**What this task involves:** Extract the lines that carry the string "sample" from the listing.
┌─ Supplied data
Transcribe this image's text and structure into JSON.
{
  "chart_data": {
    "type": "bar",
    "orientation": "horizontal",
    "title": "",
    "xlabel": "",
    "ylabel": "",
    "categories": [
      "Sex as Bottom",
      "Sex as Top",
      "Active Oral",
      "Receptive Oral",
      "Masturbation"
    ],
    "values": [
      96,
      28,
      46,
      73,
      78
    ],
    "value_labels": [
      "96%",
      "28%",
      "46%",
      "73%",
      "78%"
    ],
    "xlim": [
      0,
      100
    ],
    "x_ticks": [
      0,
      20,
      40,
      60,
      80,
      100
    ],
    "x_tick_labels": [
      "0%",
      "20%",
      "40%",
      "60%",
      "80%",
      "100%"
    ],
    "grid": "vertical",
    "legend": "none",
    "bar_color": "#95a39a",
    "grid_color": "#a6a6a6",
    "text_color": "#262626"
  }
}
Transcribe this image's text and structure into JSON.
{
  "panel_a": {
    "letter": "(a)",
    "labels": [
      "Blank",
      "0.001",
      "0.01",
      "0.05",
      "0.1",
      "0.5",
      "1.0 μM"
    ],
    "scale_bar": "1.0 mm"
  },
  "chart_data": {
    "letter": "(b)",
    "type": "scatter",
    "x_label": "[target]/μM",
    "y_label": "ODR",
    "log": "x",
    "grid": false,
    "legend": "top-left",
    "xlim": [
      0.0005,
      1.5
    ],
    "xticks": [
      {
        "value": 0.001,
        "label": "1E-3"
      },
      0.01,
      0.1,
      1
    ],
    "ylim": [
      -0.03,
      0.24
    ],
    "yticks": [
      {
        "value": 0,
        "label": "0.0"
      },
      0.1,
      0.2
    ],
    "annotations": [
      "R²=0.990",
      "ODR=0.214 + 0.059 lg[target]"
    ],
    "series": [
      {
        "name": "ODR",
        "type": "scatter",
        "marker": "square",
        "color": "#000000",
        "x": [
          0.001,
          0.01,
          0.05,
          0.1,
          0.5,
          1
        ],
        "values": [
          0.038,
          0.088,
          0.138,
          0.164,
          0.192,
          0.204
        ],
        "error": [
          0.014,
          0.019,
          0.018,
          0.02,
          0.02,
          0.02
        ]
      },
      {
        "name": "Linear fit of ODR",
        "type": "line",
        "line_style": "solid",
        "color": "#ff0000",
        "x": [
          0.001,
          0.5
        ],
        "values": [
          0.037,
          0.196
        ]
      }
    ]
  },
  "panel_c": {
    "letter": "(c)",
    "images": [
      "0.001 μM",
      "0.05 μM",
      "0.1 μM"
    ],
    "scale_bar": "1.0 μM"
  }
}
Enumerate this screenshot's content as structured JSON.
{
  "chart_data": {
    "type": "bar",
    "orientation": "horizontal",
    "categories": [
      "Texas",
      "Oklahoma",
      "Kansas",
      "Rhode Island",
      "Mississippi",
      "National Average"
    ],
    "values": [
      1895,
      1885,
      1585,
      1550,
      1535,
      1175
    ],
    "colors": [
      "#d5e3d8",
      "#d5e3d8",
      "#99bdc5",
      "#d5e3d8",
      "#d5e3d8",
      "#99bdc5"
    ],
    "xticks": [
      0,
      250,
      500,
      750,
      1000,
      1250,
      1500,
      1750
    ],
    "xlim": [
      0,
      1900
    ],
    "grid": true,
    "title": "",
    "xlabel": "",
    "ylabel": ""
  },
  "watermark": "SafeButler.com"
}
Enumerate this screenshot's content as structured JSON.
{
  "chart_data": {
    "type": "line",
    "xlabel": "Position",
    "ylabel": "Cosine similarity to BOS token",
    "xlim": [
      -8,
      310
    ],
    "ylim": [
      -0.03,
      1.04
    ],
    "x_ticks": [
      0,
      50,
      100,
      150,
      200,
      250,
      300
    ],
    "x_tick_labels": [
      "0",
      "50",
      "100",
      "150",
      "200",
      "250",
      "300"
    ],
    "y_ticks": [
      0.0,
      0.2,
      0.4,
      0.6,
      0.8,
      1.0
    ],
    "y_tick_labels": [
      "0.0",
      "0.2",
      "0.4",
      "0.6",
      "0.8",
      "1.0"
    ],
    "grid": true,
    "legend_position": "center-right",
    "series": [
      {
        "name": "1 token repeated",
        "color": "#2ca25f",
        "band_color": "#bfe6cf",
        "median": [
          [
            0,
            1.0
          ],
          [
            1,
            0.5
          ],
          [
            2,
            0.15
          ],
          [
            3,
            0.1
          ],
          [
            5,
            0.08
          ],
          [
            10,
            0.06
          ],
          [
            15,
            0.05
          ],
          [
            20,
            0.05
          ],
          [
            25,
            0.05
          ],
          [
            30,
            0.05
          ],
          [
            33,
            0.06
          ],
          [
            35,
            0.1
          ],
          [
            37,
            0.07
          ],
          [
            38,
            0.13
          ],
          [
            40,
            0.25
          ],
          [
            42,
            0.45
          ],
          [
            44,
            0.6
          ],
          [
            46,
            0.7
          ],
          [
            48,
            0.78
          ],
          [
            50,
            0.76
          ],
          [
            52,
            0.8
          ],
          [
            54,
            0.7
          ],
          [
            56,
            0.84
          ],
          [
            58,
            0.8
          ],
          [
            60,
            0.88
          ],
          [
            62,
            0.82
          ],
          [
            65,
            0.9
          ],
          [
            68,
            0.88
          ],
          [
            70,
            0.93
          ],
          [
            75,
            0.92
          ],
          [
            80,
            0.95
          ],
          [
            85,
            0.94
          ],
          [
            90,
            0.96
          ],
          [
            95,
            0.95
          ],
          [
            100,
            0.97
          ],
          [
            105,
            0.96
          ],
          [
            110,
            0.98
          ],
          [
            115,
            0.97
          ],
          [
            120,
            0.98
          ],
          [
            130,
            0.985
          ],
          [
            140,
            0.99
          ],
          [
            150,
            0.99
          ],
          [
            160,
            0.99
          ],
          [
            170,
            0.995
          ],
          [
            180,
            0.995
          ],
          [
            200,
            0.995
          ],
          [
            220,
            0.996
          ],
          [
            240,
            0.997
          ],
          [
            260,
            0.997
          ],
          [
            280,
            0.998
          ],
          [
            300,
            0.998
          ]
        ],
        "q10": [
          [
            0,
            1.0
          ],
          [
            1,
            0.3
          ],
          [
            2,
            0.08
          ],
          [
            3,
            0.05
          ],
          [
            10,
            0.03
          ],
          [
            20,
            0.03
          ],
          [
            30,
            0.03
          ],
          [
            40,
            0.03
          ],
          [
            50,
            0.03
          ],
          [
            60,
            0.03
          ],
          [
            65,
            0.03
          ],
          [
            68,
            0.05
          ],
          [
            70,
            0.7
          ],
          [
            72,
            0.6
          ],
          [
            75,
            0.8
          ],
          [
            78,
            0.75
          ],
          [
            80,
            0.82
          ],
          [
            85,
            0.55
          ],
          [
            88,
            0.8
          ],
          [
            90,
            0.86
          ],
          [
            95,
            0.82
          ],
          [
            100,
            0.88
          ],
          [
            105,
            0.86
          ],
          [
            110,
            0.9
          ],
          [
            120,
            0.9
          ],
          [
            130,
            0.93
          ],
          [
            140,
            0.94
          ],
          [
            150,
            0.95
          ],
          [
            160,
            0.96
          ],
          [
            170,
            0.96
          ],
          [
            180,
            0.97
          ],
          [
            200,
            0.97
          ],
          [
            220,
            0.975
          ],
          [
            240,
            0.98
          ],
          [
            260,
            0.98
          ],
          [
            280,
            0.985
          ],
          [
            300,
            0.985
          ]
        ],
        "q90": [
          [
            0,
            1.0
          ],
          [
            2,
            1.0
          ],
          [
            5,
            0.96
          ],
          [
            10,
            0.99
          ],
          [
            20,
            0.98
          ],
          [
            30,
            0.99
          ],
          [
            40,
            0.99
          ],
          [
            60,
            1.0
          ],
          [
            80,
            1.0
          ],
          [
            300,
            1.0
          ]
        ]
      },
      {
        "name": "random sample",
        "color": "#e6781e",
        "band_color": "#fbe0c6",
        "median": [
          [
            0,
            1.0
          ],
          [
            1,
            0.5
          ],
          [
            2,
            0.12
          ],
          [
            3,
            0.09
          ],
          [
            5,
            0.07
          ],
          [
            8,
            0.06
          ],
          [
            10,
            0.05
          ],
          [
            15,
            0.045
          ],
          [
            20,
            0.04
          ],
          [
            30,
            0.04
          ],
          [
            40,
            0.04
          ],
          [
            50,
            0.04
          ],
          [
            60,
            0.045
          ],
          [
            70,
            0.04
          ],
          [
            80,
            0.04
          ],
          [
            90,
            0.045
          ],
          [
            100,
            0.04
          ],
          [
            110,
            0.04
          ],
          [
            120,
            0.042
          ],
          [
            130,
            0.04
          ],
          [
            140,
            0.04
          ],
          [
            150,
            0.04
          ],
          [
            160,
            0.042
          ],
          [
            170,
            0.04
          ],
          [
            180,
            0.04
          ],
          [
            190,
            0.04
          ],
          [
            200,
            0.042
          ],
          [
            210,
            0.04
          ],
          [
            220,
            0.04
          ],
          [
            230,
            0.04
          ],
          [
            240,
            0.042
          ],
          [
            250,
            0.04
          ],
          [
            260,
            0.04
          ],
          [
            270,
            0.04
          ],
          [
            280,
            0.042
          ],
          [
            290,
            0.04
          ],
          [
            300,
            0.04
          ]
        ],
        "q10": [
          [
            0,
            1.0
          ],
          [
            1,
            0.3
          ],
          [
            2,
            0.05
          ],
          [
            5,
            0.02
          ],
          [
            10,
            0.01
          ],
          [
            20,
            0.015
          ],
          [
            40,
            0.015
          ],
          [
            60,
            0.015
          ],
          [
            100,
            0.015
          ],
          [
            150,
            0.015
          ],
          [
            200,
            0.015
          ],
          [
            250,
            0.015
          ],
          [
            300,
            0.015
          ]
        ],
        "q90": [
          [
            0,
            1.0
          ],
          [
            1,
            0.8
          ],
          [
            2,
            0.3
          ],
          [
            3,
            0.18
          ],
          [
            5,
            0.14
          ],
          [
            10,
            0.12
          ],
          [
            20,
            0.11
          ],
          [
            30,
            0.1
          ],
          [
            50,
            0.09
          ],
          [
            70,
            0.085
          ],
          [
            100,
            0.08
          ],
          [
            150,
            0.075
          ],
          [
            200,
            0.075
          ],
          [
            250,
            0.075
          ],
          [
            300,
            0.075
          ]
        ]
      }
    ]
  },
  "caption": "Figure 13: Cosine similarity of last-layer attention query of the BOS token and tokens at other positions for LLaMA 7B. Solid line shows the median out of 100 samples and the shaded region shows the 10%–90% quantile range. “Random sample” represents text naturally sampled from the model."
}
└─
**Task answer:**
        "name": "random sample",
  "caption": "Figure 13: Cosine similarity of last-layer attention query of the BOS token and tokens at other positions for LLaMA 7B. Solid line shows the median out of 100 samples and the shaded region shows the 10%–90% quantile range. “Random sample” represents text naturally sampled from the model."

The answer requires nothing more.